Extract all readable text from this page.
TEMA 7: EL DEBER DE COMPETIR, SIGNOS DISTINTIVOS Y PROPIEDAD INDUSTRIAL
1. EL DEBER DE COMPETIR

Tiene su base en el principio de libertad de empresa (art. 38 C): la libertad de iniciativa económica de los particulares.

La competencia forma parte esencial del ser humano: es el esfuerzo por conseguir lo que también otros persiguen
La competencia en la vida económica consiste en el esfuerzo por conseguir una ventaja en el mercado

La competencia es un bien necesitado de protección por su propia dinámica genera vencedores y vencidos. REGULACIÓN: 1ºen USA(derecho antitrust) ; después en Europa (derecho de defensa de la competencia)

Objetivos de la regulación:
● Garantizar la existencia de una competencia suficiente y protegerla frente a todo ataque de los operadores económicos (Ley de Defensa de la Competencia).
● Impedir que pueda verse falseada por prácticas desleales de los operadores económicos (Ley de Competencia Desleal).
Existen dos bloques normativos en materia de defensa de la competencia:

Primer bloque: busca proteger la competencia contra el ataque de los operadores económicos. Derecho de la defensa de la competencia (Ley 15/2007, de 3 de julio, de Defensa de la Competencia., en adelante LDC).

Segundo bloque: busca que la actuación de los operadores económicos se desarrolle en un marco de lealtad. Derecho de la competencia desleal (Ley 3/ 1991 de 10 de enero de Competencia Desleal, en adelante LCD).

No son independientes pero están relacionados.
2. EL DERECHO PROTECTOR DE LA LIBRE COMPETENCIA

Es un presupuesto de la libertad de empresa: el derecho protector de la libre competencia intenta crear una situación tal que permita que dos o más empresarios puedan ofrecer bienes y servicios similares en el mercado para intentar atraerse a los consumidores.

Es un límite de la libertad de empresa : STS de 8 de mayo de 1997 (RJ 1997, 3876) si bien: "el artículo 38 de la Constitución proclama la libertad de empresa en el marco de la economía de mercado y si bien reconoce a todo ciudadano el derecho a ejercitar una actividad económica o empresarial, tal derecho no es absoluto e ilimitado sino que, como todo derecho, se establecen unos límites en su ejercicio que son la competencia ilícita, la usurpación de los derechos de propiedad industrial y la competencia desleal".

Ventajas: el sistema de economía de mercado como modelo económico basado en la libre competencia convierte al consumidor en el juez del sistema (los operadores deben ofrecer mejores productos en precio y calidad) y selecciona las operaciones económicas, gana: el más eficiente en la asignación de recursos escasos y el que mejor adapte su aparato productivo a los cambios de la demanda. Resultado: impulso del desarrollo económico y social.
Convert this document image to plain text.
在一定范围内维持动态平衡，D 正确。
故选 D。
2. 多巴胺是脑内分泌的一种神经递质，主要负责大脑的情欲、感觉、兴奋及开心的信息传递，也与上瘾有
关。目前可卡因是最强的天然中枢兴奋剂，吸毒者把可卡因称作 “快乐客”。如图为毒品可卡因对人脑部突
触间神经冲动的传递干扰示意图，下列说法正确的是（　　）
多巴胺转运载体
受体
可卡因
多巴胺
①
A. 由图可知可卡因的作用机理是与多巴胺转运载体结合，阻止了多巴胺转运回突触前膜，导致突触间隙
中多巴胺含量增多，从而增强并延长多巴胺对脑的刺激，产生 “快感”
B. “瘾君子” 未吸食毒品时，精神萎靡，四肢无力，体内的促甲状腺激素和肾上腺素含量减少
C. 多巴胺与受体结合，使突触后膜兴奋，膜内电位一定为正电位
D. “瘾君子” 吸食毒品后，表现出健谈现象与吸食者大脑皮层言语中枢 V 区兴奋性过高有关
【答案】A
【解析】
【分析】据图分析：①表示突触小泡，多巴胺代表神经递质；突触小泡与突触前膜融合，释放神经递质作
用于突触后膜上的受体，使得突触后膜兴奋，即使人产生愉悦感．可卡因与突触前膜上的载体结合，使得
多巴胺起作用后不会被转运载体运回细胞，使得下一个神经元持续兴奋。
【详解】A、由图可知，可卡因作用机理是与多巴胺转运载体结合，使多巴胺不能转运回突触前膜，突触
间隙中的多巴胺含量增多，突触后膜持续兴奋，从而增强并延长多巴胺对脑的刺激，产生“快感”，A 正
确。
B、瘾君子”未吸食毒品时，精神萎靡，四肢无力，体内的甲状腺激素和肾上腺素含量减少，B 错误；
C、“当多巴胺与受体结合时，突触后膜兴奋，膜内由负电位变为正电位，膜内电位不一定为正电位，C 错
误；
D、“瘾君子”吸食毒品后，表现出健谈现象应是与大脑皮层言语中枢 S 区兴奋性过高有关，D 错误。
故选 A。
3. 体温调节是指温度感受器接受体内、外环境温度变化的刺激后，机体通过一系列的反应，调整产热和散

• • • • • • •

## [Given problem]
Transcribe the material above word for word.

## [Exercise output]
Extract all readable text from this page.
TEMA 7: EL DEBER DE COMPETIR, SIGNOS DISTINTIVOS Y PROPIEDAD INDUSTRIAL
1. EL DEBER DE COMPETIR

Tiene su base en el principio de libertad de empresa (art. 38 C): la libertad de iniciativa económica de los particulares.

La competencia forma parte esencial del ser humano: es el esfuerzo por conseguir lo que también otros persiguen
La competencia en la vida económica consiste en el esfuerzo por conseguir una ventaja en el mercado

La competencia es un bien necesitado de protección por su propia dinámica genera vencedores y vencidos. REGULACIÓN: 1ºen USA(derecho antitrust) ; después en Europa (derecho de defensa de la competencia)

Objetivos de la regulación:
● Garantizar la existencia de una competencia suficiente y protegerla frente a todo ataque de los operadores económicos (Ley de Defensa de la Competencia).
● Impedir que pueda verse falseada por prácticas desleales de los operadores económicos (Ley de Competencia Desleal).
Existen dos bloques normativos en materia de defensa de la competencia:

Primer bloque: busca proteger la competencia contra el ataque de los operadores económicos. Derecho de la defensa de la competencia (Ley 15/2007, de 3 de julio, de Defensa de la Competencia., en adelante LDC).

Segundo bloque: busca que la actuación de los operadores económicos se desarrolle en un marco de lealtad. Derecho de la competencia desleal (Ley 3/ 1991 de 10 de enero de Competencia Desleal, en adelante LCD).

No son independientes pero están relacionados.
2. EL DERECHO PROTECTOR DE LA LIBRE COMPETENCIA

Es un presupuesto de la libertad de empresa: el derecho protector de la libre competencia intenta crear una situación tal que permita que dos o más empresarios puedan ofrecer bienes y servicios similares en el mercado para intentar atraerse a los consumidores.

Es un límite de la libertad de empresa : STS de 8 de mayo de 1997 (RJ 1997, 3876) si bien: "el artículo 38 de la Constitución proclama la libertad de empresa en el marco de la economía de mercado y si bien reconoce a todo ciudadano el derecho a ejercitar una actividad económica o empresarial, tal derecho no es absoluto e ilimitado sino que, como todo derecho, se establecen unos límites en su ejercicio que son la competencia ilícita, la usurpación de los derechos de propiedad industrial y la competencia desleal".

Ventajas: el sistema de economía de mercado como modelo económico basado en la libre competencia convierte al consumidor en el juez del sistema (los operadores deben ofrecer mejores productos en precio y calidad) y selecciona las operaciones económicas, gana: el más eficiente en la asignación de recursos escasos y el que mejor adapte su aparato productivo a los cambios de la demanda. Resultado: impulso del desarrollo económico y social.
Convert this document image to plain text.
在一定范围内维持动态平衡，D 正确。
故选 D。
2. 多巴胺是脑内分泌的一种神经递质，主要负责大脑的情欲、感觉、兴奋及开心的信息传递，也与上瘾有
关。目前可卡因是最强的天然中枢兴奋剂，吸毒者把可卡因称作 “快乐客”。如图为毒品可卡因对人脑部突
触间神经冲动的传递干扰示意图，下列说法正确的是（　　）
多巴胺转运载体
受体
可卡因
多巴胺
①
A. 由图可知可卡因的作用机理是与多巴胺转运载体结合，阻止了多巴胺转运回突触前膜，导致突触间隙
中多巴胺含量增多，从而增强并延长多巴胺对脑的刺激，产生 “快感”
B. “瘾君子” 未吸食毒品时，精神萎靡，四肢无力，体内的促甲状腺激素和肾上腺素含量减少
C. 多巴胺与受体结合，使突触后膜兴奋，膜内电位一定为正电位
D. “瘾君子” 吸食毒品后，表现出健谈现象与吸食者大脑皮层言语中枢 V 区兴奋性过高有关
【答案】A
【解析】
【分析】据图分析：①表示突触小泡，多巴胺代表神经递质；突触小泡与突触前膜融合，释放神经递质作
用于突触后膜上的受体，使得突触后膜兴奋，即使人产生愉悦感．可卡因与突触前膜上的载体结合，使得
多巴胺起作用后不会被转运载体运回细胞，使得下一个神经元持续兴奋。
【详解】A、由图可知，可卡因作用机理是与多巴胺转运载体结合，使多巴胺不能转运回突触前膜，突触
间隙中的多巴胺含量增多，突触后膜持续兴奋，从而增强并延长多巴胺对脑的刺激，产生“快感”，A 正
确。
B、瘾君子”未吸食毒品时，精神萎靡，四肢无力，体内的甲状腺激素和肾上腺素含量减少，B 错误；
C、“当多巴胺与受体结合时，突触后膜兴奋，膜内由负电位变为正电位，膜内电位不一定为正电位，C 错
误；
D、“瘾君子”吸食毒品后，表现出健谈现象应是与大脑皮层言语中枢 S 区兴奋性过高有关，D 错误。
故选 A。
3. 体温调节是指温度感受器接受体内、外环境温度变化的刺激后，机体通过一系列的反应，调整产热和散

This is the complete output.